Take the data that follows and retype it word for word.

Extracted material ::

================

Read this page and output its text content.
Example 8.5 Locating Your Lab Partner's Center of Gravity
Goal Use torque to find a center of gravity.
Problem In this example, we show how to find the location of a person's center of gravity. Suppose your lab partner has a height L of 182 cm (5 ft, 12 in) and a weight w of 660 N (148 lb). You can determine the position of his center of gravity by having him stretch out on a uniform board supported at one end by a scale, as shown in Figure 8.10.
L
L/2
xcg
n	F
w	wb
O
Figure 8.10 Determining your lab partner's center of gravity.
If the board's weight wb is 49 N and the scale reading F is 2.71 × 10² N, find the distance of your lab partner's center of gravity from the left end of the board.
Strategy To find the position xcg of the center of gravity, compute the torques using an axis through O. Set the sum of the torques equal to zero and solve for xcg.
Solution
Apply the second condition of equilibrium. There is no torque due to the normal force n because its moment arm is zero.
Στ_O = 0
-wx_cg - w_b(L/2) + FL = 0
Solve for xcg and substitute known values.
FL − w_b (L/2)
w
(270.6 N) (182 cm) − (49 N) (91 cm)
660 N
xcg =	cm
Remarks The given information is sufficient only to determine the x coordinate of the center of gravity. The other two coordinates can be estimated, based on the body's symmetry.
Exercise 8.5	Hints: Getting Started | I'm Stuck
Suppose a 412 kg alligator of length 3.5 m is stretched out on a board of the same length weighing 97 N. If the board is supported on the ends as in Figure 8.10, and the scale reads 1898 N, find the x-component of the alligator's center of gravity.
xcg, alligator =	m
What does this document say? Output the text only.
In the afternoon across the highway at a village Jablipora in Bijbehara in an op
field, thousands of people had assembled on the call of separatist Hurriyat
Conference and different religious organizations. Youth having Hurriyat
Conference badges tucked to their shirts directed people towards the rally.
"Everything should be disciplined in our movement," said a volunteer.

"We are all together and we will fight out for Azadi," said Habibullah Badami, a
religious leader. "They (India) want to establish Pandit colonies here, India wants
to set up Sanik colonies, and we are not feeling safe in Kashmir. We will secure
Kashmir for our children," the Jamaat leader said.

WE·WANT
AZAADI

================

Solution to this exercise ::
Read this page and output its text content.
Example 8.5 Locating Your Lab Partner's Center of Gravity
Goal Use torque to find a center of gravity.
Problem In this example, we show how to find the location of a person's center of gravity. Suppose your lab partner has a height L of 182 cm (5 ft, 12 in) and a weight w of 660 N (148 lb). You can determine the position of his center of gravity by having him stretch out on a uniform board supported at one end by a scale, as shown in Figure 8.10.
L
L/2
xcg
n	F
w	wb
O
Figure 8.10 Determining your lab partner's center of gravity.
If the board's weight wb is 49 N and the scale reading F is 2.71 × 10² N, find the distance of your lab partner's center of gravity from the left end of the board.
Strategy To find the position xcg of the center of gravity, compute the torques using an axis through O. Set the sum of the torques equal to zero and solve for xcg.
Solution
Apply the second condition of equilibrium. There is no torque due to the normal force n because its moment arm is zero.
Στ_O = 0
-wx_cg - w_b(L/2) + FL = 0
Solve for xcg and substitute known values.
FL − w_b (L/2)
w
(270.6 N) (182 cm) − (49 N) (91 cm)
660 N
xcg =	cm
Remarks The given information is sufficient only to determine the x coordinate of the center of gravity. The other two coordinates can be estimated, based on the body's symmetry.
Exercise 8.5	Hints: Getting Started | I'm Stuck
Suppose a 412 kg alligator of length 3.5 m is stretched out on a board of the same length weighing 97 N. If the board is supported on the ends as in Figure 8.10, and the scale reads 1898 N, find the x-component of the alligator's center of gravity.
xcg, alligator =	m
What does this document say? Output the text only.
In the afternoon across the highway at a village Jablipora in Bijbehara in an op
field, thousands of people had assembled on the call of separatist Hurriyat
Conference and different religious organizations. Youth having Hurriyat
Conference badges tucked to their shirts directed people towards the rally.
"Everything should be disciplined in our movement," said a volunteer.

"We are all together and we will fight out for Azadi," said Habibullah Badami, a
religious leader. "They (India) want to establish Pandit colonies here, India wants
to set up Sanik colonies, and we are not feeling safe in Kashmir. We will secure
Kashmir for our children," the Jamaat leader said.

WE·WANT
AZAADI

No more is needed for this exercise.